**Dataset records**
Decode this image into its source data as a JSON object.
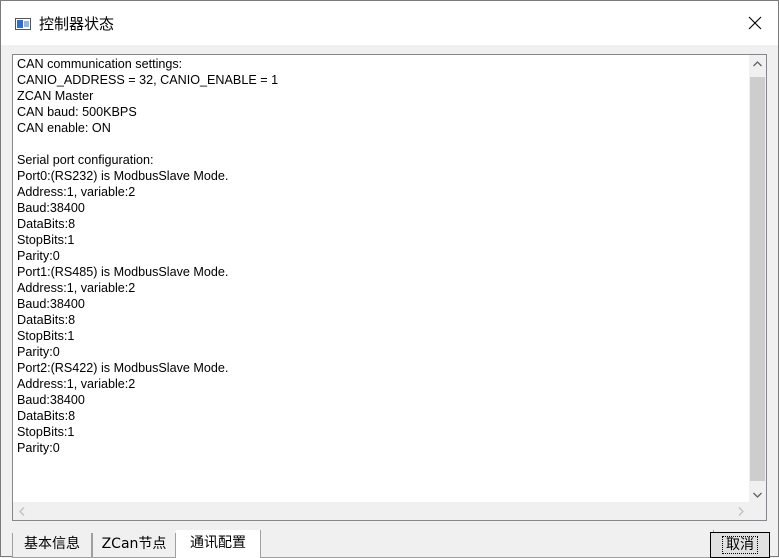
{
  "window": {
    "title": "控制器状态",
    "close_label": "×"
  },
  "content": {
    "lines": [
      "CAN communication settings:",
      "CANIO_ADDRESS = 32, CANIO_ENABLE = 1",
      "ZCAN Master",
      "CAN baud: 500KBPS",
      "CAN enable: ON",
      "",
      "Serial port configuration:",
      "Port0:(RS232) is ModbusSlave Mode.",
      "Address:1, variable:2",
      "Baud:38400",
      "DataBits:8",
      "StopBits:1",
      "Parity:0",
      "Port1:(RS485) is ModbusSlave Mode.",
      "Address:1, variable:2",
      "Baud:38400",
      "DataBits:8",
      "StopBits:1",
      "Parity:0",
      "Port2:(RS422) is ModbusSlave Mode.",
      "Address:1, variable:2",
      "Baud:38400",
      "DataBits:8",
      "StopBits:1",
      "Parity:0"
    ]
  },
  "tabs": [
    {
      "label": "基本信息",
      "active": false
    },
    {
      "label": "ZCan节点",
      "active": false
    },
    {
      "label": "通讯配置",
      "active": true
    }
  ],
  "buttons": {
    "cancel_label": "取消"
  },
  "icons": {
    "app": "window-app-icon",
    "close": "close-icon",
    "scroll_up": "chevron-up-icon",
    "scroll_down": "chevron-down-icon",
    "scroll_left": "chevron-left-icon",
    "scroll_right": "chevron-right-icon"
  }
}
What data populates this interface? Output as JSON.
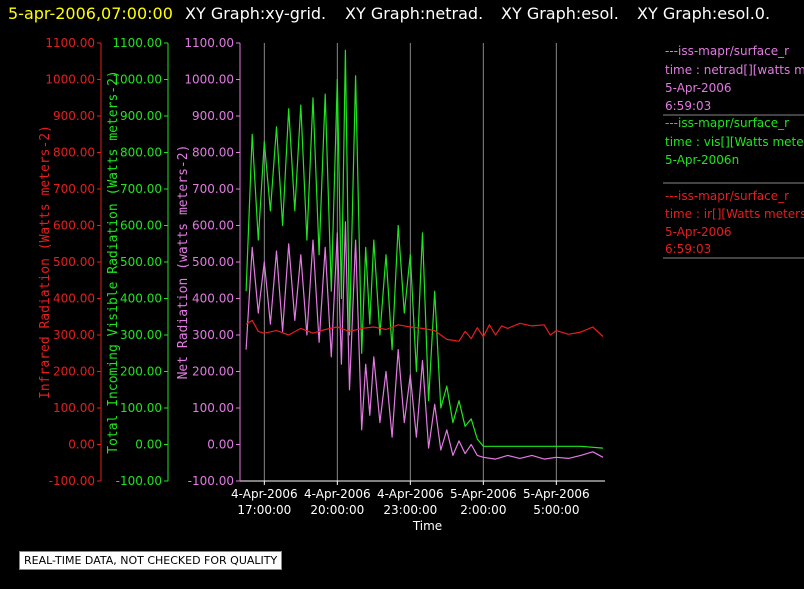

**WHAT YOU ARE ASKED TO DO**
From the material above, reproduce everything verbatim except the pictures.

**TASK ANSWER**
Decode this image into its source data as a JSON object.
{
  "window": {
    "title": "控制器状态",
    "close_label": "×"
  },
  "content": {
    "lines": [
      "CAN communication settings:",
      "CANIO_ADDRESS = 32, CANIO_ENABLE = 1",
      "ZCAN Master",
      "CAN baud: 500KBPS",
      "CAN enable: ON",
      "",
      "Serial port configuration:",
      "Port0:(RS232) is ModbusSlave Mode.",
      "Address:1, variable:2",
      "Baud:38400",
      "DataBits:8",
      "StopBits:1",
      "Parity:0",
      "Port1:(RS485) is ModbusSlave Mode.",
      "Address:1, variable:2",
      "Baud:38400",
      "DataBits:8",
      "StopBits:1",
      "Parity:0",
      "Port2:(RS422) is ModbusSlave Mode.",
      "Address:1, variable:2",
      "Baud:38400",
      "DataBits:8",
      "StopBits:1",
      "Parity:0"
    ]
  },
  "tabs": [
    {
      "label": "基本信息",
      "active": false
    },
    {
      "label": "ZCan节点",
      "active": false
    },
    {
      "label": "通讯配置",
      "active": true
    }
  ],
  "buttons": {
    "cancel_label": "取消"
  },
  "icons": {
    "app": "window-app-icon",
    "close": "close-icon",
    "scroll_up": "chevron-up-icon",
    "scroll_down": "chevron-down-icon",
    "scroll_left": "chevron-left-icon",
    "scroll_right": "chevron-right-icon"
  }
}
What data populates this interface? Output as JSON.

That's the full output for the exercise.